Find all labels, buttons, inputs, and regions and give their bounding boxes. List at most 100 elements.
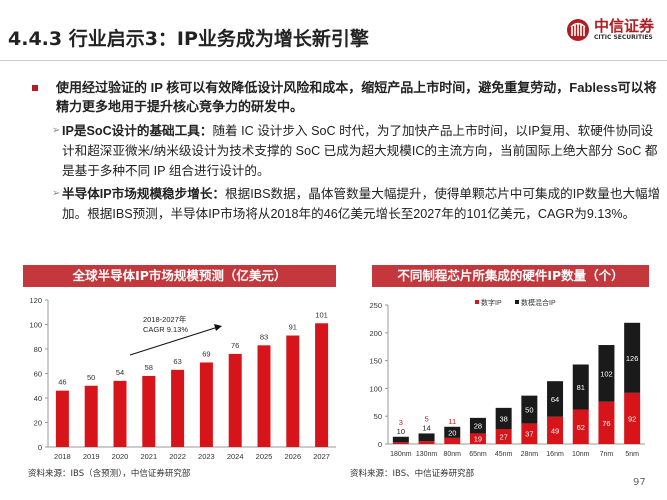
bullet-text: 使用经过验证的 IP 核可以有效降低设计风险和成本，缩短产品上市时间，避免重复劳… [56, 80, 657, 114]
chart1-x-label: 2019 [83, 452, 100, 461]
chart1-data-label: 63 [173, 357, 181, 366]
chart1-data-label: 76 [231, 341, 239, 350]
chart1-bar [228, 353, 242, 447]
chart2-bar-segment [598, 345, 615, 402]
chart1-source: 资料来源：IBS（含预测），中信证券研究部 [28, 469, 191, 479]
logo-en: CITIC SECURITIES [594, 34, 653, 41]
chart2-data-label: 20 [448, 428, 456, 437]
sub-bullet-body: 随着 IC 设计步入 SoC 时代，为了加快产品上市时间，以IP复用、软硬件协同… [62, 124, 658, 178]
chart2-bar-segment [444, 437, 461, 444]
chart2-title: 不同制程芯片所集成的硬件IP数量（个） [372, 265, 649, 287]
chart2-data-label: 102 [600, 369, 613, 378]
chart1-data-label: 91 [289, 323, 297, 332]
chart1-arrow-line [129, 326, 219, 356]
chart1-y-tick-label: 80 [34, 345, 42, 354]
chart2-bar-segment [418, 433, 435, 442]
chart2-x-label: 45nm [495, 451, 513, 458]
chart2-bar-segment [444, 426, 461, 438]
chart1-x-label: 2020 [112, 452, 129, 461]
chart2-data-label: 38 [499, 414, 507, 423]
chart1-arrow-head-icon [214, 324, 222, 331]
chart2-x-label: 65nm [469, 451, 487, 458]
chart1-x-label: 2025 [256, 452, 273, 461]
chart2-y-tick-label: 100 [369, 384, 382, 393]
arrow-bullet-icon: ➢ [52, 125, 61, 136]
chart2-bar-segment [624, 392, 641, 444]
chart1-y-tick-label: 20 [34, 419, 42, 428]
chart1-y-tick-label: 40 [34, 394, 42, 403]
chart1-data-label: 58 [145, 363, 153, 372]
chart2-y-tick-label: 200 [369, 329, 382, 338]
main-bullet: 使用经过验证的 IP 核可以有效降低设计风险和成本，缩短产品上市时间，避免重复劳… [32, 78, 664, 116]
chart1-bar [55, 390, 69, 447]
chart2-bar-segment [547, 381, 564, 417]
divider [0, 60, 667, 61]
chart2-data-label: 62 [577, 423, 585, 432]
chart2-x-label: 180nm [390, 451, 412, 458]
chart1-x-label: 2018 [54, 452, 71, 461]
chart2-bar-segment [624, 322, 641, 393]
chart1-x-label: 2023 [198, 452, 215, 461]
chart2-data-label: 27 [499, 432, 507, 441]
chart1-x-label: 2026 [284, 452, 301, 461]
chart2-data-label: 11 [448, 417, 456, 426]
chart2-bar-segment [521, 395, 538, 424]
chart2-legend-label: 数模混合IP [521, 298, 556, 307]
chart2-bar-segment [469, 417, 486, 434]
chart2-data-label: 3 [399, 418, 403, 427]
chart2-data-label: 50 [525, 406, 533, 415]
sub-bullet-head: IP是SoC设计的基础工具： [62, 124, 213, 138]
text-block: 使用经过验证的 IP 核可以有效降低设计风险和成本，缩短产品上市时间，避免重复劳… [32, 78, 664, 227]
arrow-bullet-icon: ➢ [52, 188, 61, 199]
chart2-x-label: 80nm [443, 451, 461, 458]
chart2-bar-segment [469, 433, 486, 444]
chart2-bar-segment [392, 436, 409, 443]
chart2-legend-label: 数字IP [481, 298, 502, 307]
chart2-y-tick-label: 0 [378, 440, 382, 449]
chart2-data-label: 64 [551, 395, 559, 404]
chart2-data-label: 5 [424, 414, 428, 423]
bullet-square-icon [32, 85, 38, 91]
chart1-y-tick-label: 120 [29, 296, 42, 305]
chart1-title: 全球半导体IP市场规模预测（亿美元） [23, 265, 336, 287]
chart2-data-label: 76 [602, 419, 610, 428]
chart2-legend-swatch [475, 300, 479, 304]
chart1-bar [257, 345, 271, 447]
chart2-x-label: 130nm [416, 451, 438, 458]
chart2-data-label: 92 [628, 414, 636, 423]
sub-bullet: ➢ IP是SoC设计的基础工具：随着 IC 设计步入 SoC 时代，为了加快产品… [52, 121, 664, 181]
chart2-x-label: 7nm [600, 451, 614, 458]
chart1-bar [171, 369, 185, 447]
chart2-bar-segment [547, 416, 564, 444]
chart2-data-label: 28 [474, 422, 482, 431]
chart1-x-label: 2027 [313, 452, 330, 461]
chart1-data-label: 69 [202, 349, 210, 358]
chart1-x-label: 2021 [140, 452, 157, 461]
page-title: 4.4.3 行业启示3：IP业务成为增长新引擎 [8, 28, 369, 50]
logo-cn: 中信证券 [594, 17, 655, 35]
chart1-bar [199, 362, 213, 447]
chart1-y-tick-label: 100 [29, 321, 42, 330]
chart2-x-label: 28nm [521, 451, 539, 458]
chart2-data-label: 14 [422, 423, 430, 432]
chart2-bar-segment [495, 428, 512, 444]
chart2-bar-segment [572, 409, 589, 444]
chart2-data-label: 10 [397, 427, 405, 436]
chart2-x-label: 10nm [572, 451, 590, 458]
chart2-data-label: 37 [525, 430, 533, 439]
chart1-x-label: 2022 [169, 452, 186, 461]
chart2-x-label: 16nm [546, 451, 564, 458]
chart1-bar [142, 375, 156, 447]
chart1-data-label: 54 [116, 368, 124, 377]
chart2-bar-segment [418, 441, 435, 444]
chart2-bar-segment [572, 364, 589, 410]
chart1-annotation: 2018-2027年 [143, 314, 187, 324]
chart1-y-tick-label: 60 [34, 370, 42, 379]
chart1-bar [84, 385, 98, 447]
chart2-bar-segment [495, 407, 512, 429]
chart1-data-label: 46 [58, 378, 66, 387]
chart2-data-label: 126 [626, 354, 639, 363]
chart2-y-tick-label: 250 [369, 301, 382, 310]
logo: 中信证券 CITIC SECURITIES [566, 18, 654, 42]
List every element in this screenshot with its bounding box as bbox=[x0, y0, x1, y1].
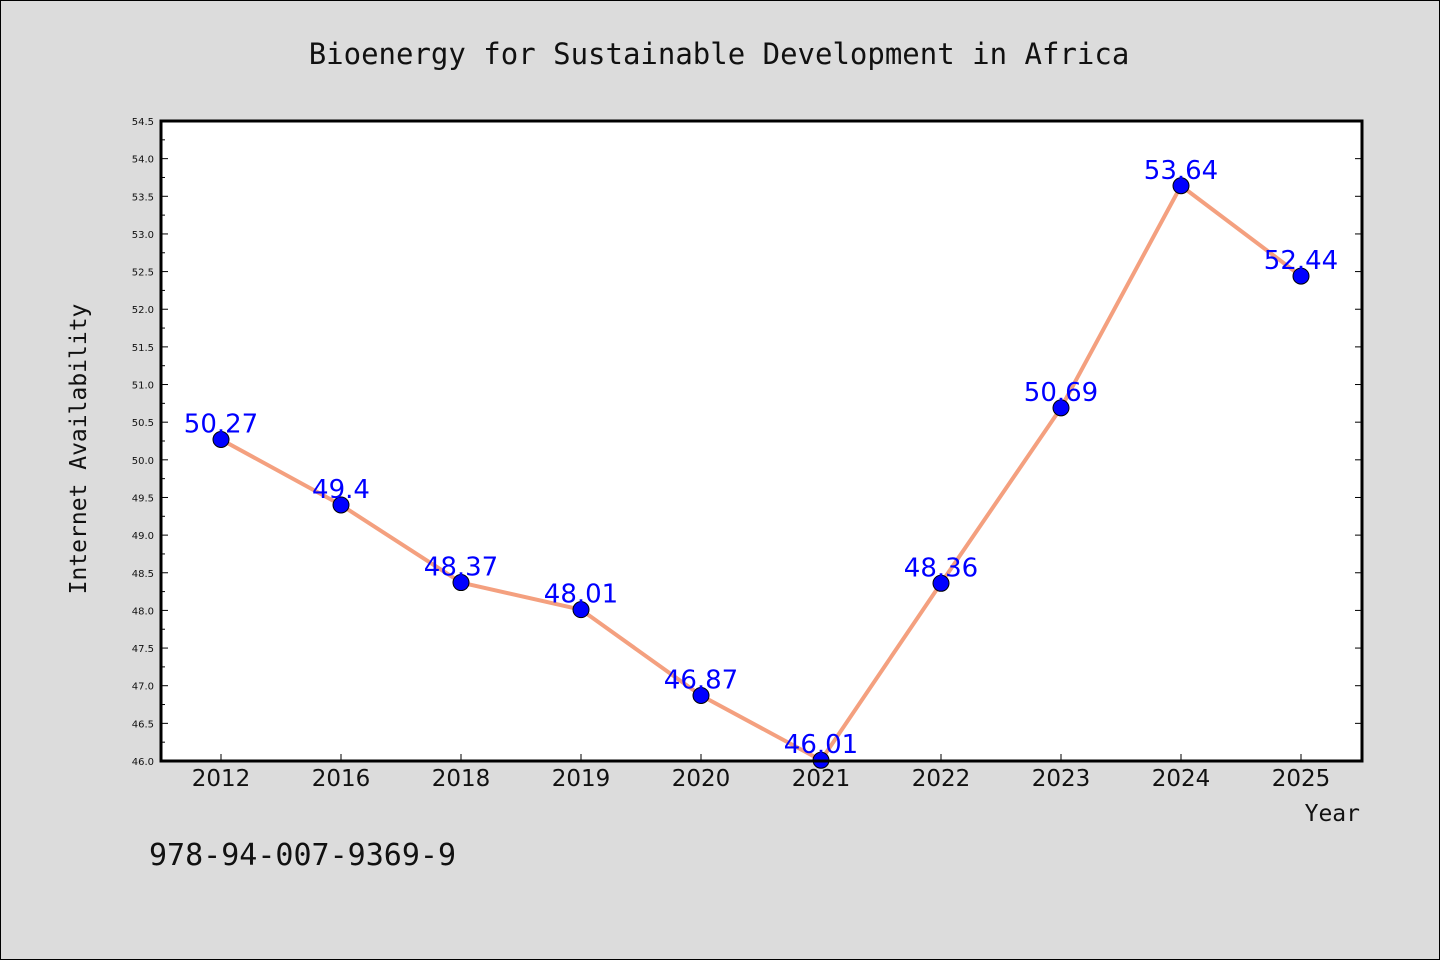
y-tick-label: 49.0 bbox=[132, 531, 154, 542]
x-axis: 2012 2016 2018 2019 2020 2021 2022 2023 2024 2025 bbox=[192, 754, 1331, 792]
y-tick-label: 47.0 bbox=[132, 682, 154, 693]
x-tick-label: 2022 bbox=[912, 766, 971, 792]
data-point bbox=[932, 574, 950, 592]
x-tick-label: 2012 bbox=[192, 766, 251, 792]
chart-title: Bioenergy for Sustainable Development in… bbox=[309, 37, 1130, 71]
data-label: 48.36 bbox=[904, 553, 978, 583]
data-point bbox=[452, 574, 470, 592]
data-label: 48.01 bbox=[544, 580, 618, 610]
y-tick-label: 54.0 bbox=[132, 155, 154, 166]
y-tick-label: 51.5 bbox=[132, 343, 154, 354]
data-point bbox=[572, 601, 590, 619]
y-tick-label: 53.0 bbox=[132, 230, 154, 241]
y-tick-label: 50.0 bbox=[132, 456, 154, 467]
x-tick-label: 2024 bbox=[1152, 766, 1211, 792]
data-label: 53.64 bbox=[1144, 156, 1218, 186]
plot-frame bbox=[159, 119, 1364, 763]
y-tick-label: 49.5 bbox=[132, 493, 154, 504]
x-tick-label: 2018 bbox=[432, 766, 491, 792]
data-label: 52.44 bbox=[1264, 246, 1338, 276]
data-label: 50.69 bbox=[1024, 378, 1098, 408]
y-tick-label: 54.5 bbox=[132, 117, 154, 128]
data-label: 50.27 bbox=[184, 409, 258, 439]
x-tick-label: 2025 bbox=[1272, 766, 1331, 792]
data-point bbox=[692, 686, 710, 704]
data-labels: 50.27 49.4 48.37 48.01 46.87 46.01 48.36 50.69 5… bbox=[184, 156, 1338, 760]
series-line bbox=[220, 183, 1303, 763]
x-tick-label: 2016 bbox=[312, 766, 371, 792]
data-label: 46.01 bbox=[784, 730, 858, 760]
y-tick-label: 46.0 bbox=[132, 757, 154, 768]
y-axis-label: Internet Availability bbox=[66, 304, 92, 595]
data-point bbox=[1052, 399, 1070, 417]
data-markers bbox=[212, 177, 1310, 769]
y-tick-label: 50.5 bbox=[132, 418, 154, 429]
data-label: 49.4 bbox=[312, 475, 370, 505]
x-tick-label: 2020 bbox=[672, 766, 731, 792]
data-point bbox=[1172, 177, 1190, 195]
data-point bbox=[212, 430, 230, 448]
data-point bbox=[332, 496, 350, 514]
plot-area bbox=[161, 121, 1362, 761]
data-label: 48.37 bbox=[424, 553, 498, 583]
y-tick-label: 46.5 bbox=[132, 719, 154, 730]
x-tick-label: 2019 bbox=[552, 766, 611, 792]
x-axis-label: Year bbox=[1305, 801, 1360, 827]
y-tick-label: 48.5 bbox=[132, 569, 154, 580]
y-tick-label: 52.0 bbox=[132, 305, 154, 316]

_THE REQUEST_
Please reproduce the lines of the material above character for character, beginning at the line that contains "y-tick-label: 49.0 bbox=[132, 531, 154, 542]" and stopping after the line that contains "y-tick-label: 53.0 bbox=[132, 230, 154, 241]".

_EXERCISE RESPONSE_
y-tick-label: 49.0 bbox=[132, 531, 154, 542]
x-axis: 2012 2016 2018 2019 2020 2021 2022 2023 2024 2025 bbox=[192, 754, 1331, 792]
y-tick-label: 47.0 bbox=[132, 682, 154, 693]
x-tick-label: 2022 bbox=[912, 766, 971, 792]
data-point bbox=[932, 574, 950, 592]
x-tick-label: 2012 bbox=[192, 766, 251, 792]
chart-title: Bioenergy for Sustainable Development in… bbox=[309, 37, 1130, 71]
data-label: 48.36 bbox=[904, 553, 978, 583]
data-point bbox=[452, 574, 470, 592]
data-label: 48.01 bbox=[544, 580, 618, 610]
y-tick-label: 54.0 bbox=[132, 155, 154, 166]
y-tick-label: 51.5 bbox=[132, 343, 154, 354]
data-point bbox=[572, 601, 590, 619]
y-tick-label: 53.0 bbox=[132, 230, 154, 241]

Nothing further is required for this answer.